═════ Task inputs ═════

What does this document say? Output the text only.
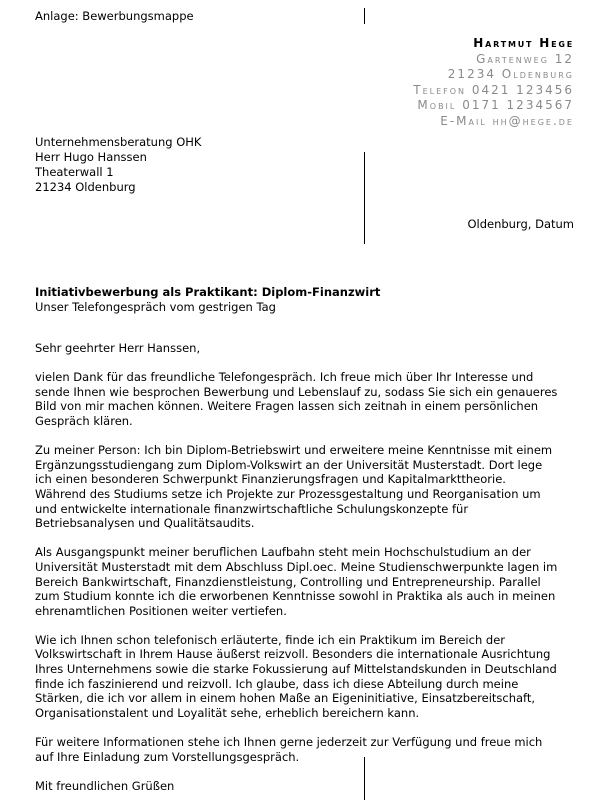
Anlage: Bewerbungsmappe
Hartmut Hege
Gartenweg 12
21234 Oldenburg
Telefon 0421 123456
Mobil 0171 1234567
E-Mail hh@hege.de
Unternehmensberatung OHK
Herr Hugo Hanssen
Theaterwall 1
21234 Oldenburg
Oldenburg, Datum
Initiativbewerbung als Praktikant: Diplom-Finanzwirt
Unser Telefongespräch vom gestrigen Tag

Sehr geehrter Herr Hanssen,

vielen Dank für das freundliche Telefongespräch. Ich freue mich über Ihr Interesse und sende Ihnen wie besprochen Bewerbung und Lebenslauf zu, sodass Sie sich ein genaueres Bild von mir machen können. Weitere Fragen lassen sich zeitnah in einem persönlichen Gespräch klären.

Zu meiner Person: Ich bin Diplom-Betriebswirt und erweitere meine Kenntnisse mit einem Ergänzungsstudiengang zum Diplom-Volkswirt an der Universität Musterstadt. Dort lege ich einen besonderen Schwerpunkt Finanzierungsfragen und Kapitalmarkttheorie. Während des Studiums setze ich Projekte zur Prozessgestaltung und Reorganisation um und entwickelte internationale finanzwirtschaftliche Schulungskonzepte für Betriebsanalysen und Qualitätsaudits.

Als Ausgangspunkt meiner beruflichen Laufbahn steht mein Hochschulstudium an der Universität Musterstadt mit dem Abschluss Dipl.oec. Meine Studienschwerpunkte lagen im Bereich Bankwirtschaft, Finanzdienstleistung, Controlling und Entrepreneurship. Parallel zum Studium konnte ich die erworbenen Kenntnisse sowohl in Praktika als auch in meinen ehrenamtlichen Positionen weiter vertiefen.

Wie ich Ihnen schon telefonisch erläuterte, finde ich ein Praktikum im Bereich der Volkswirtschaft in Ihrem Hause äußerst reizvoll. Besonders die internationale Ausrichtung Ihres Unternehmens sowie die starke Fokussierung auf Mittelstandskunden in Deutschland finde ich faszinierend und reizvoll. Ich glaube, dass ich diese Abteilung durch meine Stärken, die ich vor allem in einem hohen Maße an Eigeninitiative, Einsatzbereitschaft, Organisationstalent und Loyalität sehe, erheblich bereichern kann.

Für weitere Informationen stehe ich Ihnen gerne jederzeit zur Verfügung und freue mich auf Ihre Einladung zum Vorstellungsgespräch.

Mit freundlichen Grüßen
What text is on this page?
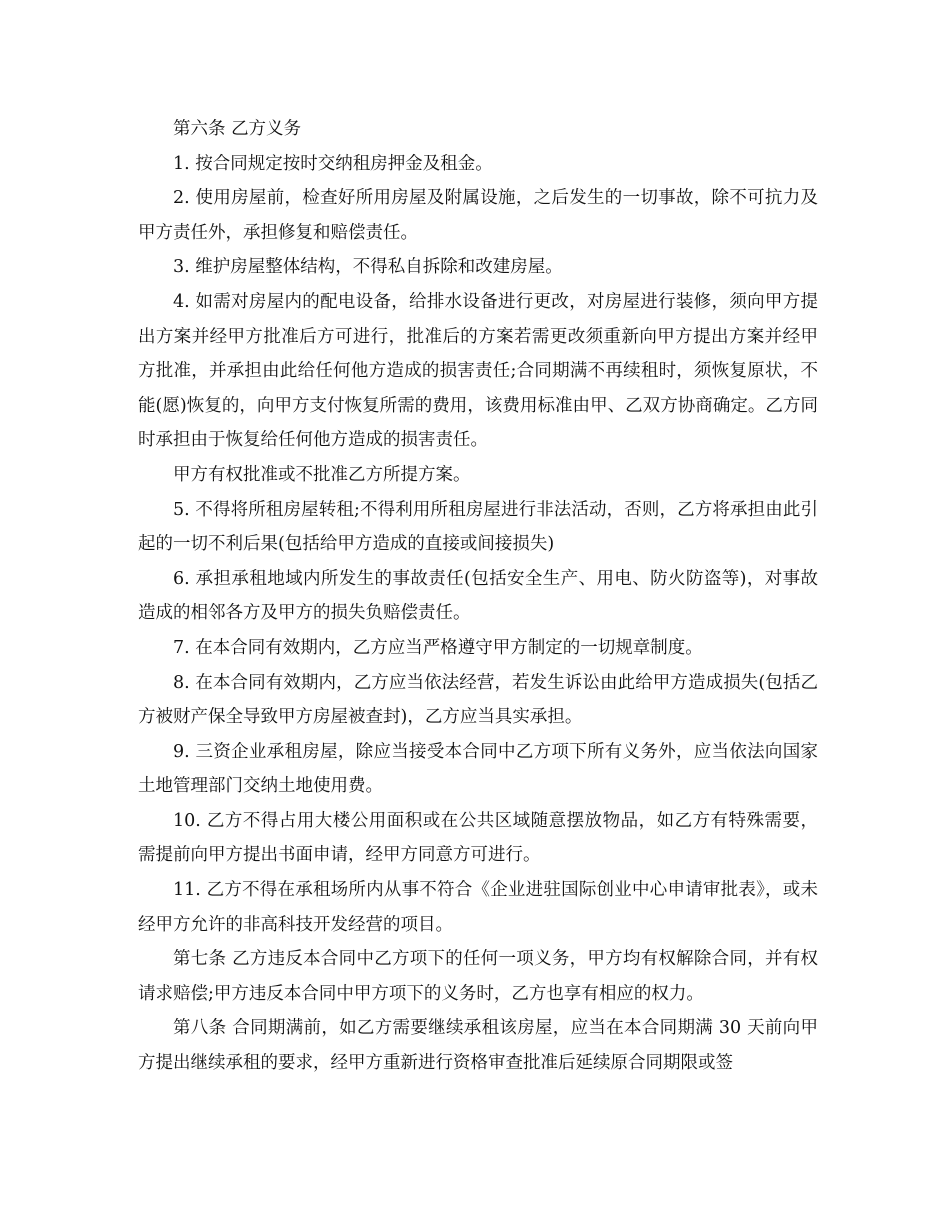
第六条 乙方义务

1. 按合同规定按时交纳租房押金及租金。

2. 使用房屋前，检查好所用房屋及附属设施，之后发生的一切事故，除不可抗力及甲方责任外，承担修复和赔偿责任。

3. 维护房屋整体结构，不得私自拆除和改建房屋。

4. 如需对房屋内的配电设备，给排水设备进行更改，对房屋进行装修，须向甲方提出方案并经甲方批准后方可进行，批准后的方案若需更改须重新向甲方提出方案并经甲方批准，并承担由此给任何他方造成的损害责任;合同期满不再续租时，须恢复原状，不能(愿)恢复的，向甲方支付恢复所需的费用，该费用标准由甲、乙双方协商确定。乙方同时承担由于恢复给任何他方造成的损害责任。

甲方有权批准或不批准乙方所提方案。

5. 不得将所租房屋转租;不得利用所租房屋进行非法活动，否则，乙方将承担由此引起的一切不利后果(包括给甲方造成的直接或间接损失)

6. 承担承租地域内所发生的事故责任(包括安全生产、用电、防火防盗等)，对事故造成的相邻各方及甲方的损失负赔偿责任。

7. 在本合同有效期内，乙方应当严格遵守甲方制定的一切规章制度。

8. 在本合同有效期内，乙方应当依法经营，若发生诉讼由此给甲方造成损失(包括乙方被财产保全导致甲方房屋被查封)，乙方应当具实承担。

9. 三资企业承租房屋，除应当接受本合同中乙方项下所有义务外，应当依法向国家土地管理部门交纳土地使用费。

10. 乙方不得占用大楼公用面积或在公共区域随意摆放物品，如乙方有特殊需要，需提前向甲方提出书面申请，经甲方同意方可进行。

11. 乙方不得在承租场所内从事不符合《企业进驻国际创业中心申请审批表》，或未经甲方允许的非高科技开发经营的项目。

第七条 乙方违反本合同中乙方项下的任何一项义务，甲方均有权解除合同，并有权请求赔偿;甲方违反本合同中甲方项下的义务时，乙方也享有相应的权力。

第八条 合同期满前，如乙方需要继续承租该房屋，应当在本合同期满 30 天前向甲方提出继续承租的要求，经甲方重新进行资格审查批准后延续原合同期限或签
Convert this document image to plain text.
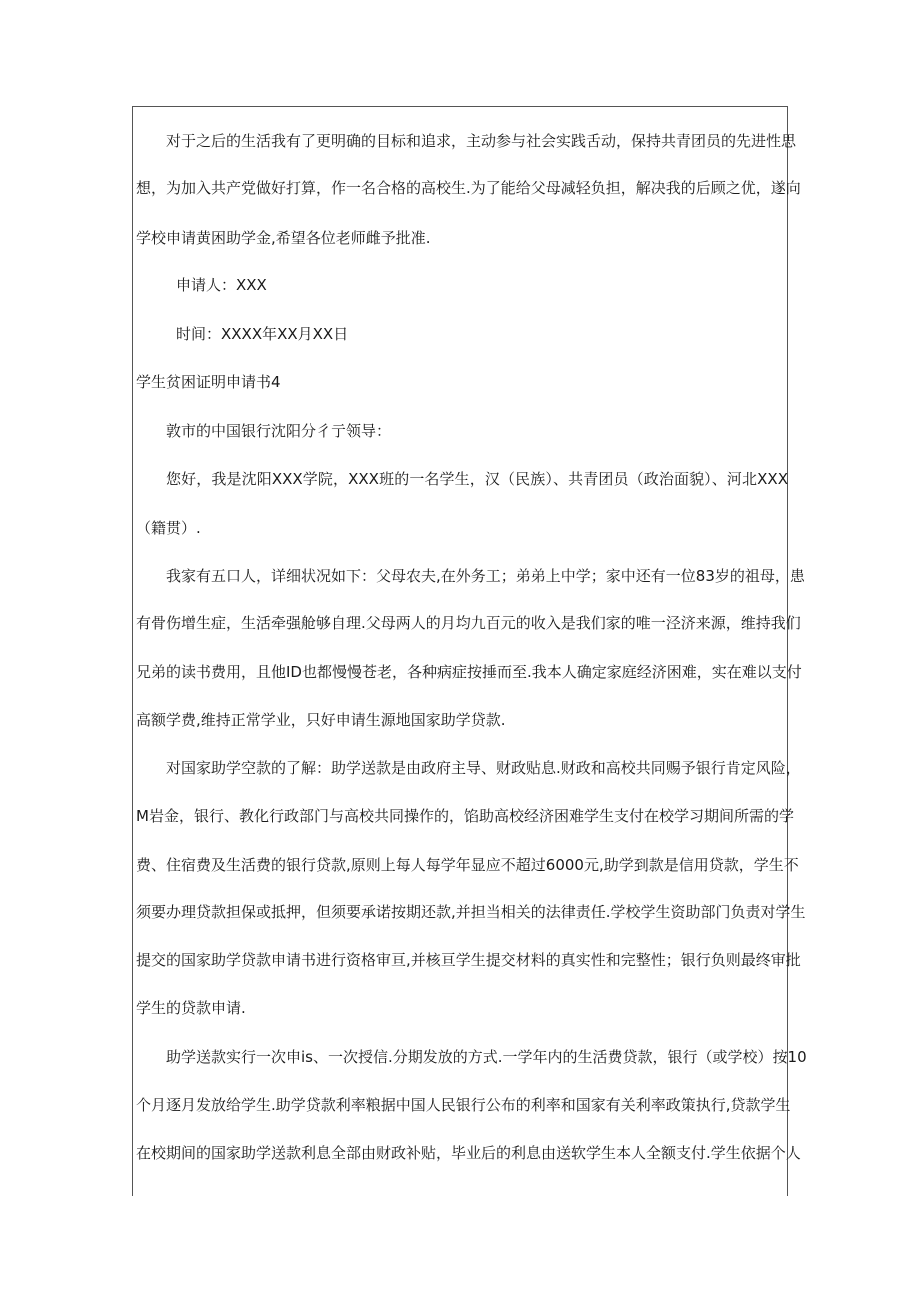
对于之后的生活我有了更明确的目标和追求，主动参与社会实践舌动，保持共青团员的先进性思
想，为加入共产党做好打算，作一名合格的高校生.为了能给父母减轻负担，解决我的后顾之优，遂向
学校申请黄困助学金,希望各位老师雌予批准.
申请人：XXX
时间：XXXX年XX月XX日
学生贫困证明申请书4
敦市的中国银行沈阳分彳亍领导：
您好，我是沈阳XXX学院，XXX班的一名学生，汉（民族）、共青团员（政治面貌）、河北XXX
（籍贯）.
我家有五口人，详细状况如下：父母农夫,在外务工；弟弟上中学；家中还有一位83岁的祖母，患
有骨伤增生症，生活牵强舱够自理.父母两人的月均九百元的收入是我们家的唯一泾济来源，维持我们
兄弟的读书费用，且他ID也都慢慢苍老，各种病症按捶而至.我本人确定家庭经济困难，实在难以支付
高额学费,维持正常学业，只好申请生源地国家助学贷款.
对国家助学空款的了解：助学送款是由政府主导、财政贴息.财政和高校共同赐予银行肯定风险，
M岩金，银行、教化行政部门与高校共同操作的，馅助高校经济困难学生支付在校学习期间所需的学
费、住宿费及生活费的银行贷款,原则上每人每学年显应不超过6000元,助学到款是信用贷款，学生不
须要办理贷款担保或抵押，但须要承诺按期还款,并担当相关的法律责任.学校学生资助部门负责对学生
提交的国家助学贷款申请书进行资格审亘,并核亘学生提交材料的真实性和完整性；银行负则最终审批
学生的贷款申请.
助学送款实行一次申is、一次授信.分期发放的方式.一学年内的生活费贷款，银行（或学校）按10
个月逐月发放给学生.助学贷款利率粮据中国人民银行公布的利率和国家有关利率政策执行,贷款学生
在校期间的国家助学送款利息全部由财政补贴，毕业后的利息由送软学生本人全额支付.学生依据个人
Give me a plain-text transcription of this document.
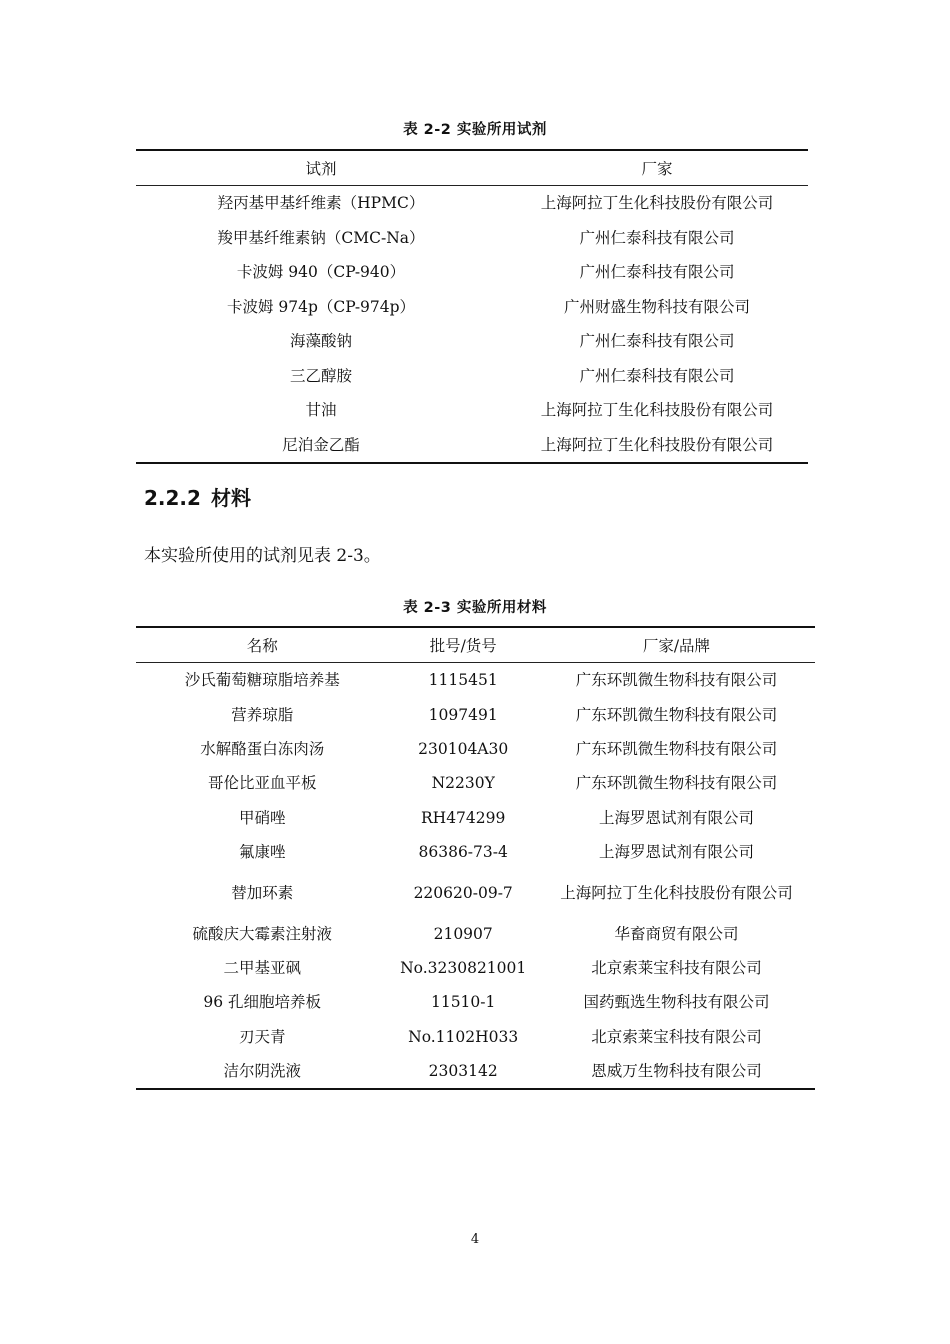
表 2-2 实验所用试剂
试剂	厂家
羟丙基甲基纤维素（HPMC）	上海阿拉丁生化科技股份有限公司
羧甲基纤维素钠（CMC-Na）	广州仁泰科技有限公司
卡波姆 940（CP-940）	广州仁泰科技有限公司
卡波姆 974p（CP-974p）	广州财盛生物科技有限公司
海藻酸钠	广州仁泰科技有限公司
三乙醇胺	广州仁泰科技有限公司
甘油	上海阿拉丁生化科技股份有限公司
尼泊金乙酯	上海阿拉丁生化科技股份有限公司
2.2.2 材料
本实验所使用的试剂见表 2-3。
表 2-3 实验所用材料
名称	批号/货号	厂家/品牌
沙氏葡萄糖琼脂培养基	1115451	广东环凯微生物科技有限公司
营养琼脂	1097491	广东环凯微生物科技有限公司
水解酪蛋白冻肉汤	230104A30	广东环凯微生物科技有限公司
哥伦比亚血平板	N2230Y	广东环凯微生物科技有限公司
甲硝唑	RH474299	上海罗恩试剂有限公司
氟康唑	86386-73-4	上海罗恩试剂有限公司
替加环素	220620-09-7	上海阿拉丁生化科技股份有限公司
硫酸庆大霉素注射液	210907	华畜商贸有限公司
二甲基亚砜	No.3230821001	北京索莱宝科技有限公司
96 孔细胞培养板	11510-1	国药甄选生物科技有限公司
刃天青	No.1102H033	北京索莱宝科技有限公司
洁尔阴洗液	2303142	恩威万生物科技有限公司
4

═════

◆ To do: Copy out each line that contains the word "上海罗恩试剂有限公司".

◆ Correct output:
甲硝唑	RH474299	上海罗恩试剂有限公司
氟康唑	86386-73-4	上海罗恩试剂有限公司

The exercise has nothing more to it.